— start of MATERIAL FOR THIS EXERCISE —

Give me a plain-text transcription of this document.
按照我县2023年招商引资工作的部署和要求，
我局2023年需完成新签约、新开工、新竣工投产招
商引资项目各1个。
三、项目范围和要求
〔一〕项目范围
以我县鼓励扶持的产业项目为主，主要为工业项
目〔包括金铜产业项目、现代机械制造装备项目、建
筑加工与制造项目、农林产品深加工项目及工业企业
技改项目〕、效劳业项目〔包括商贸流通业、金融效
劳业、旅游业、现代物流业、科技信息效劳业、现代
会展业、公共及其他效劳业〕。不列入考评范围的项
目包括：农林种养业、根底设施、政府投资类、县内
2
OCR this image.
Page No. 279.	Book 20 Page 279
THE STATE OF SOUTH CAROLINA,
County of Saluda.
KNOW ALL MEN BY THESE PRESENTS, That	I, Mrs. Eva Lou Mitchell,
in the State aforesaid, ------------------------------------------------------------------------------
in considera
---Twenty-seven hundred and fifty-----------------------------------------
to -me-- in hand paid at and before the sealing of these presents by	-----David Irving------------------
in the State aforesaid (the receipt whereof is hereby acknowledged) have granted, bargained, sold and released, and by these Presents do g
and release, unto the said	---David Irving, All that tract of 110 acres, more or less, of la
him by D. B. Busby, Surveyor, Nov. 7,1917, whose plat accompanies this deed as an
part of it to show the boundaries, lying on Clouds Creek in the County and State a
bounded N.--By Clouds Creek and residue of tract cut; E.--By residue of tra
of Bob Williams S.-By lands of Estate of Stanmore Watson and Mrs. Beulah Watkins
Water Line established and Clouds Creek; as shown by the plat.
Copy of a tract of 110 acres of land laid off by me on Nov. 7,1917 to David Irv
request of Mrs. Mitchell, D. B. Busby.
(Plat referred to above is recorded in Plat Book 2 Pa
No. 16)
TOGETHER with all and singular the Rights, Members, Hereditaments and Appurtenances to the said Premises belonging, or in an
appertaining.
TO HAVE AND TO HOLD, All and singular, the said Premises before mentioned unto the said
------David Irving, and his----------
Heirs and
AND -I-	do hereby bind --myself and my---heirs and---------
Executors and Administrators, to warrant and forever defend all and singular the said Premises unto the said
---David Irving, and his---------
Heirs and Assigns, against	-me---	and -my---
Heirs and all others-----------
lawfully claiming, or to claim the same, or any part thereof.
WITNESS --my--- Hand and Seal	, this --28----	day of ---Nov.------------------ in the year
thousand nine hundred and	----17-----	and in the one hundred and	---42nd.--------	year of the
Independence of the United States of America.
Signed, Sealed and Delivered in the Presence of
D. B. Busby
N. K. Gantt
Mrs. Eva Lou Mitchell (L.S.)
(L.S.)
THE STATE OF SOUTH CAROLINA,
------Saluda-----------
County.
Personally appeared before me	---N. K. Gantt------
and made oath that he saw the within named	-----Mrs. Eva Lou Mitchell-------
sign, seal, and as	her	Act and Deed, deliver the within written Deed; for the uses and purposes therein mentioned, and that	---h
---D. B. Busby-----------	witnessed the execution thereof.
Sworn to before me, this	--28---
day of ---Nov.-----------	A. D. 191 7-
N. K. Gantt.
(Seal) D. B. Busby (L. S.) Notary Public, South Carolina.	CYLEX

— end of MATERIAL FOR THIS EXERCISE —

» **SHORT EXERCISE**
Count every line of the records that holds "hereby". State the number, nothing else.

» **FINISHED EXERCISE**
2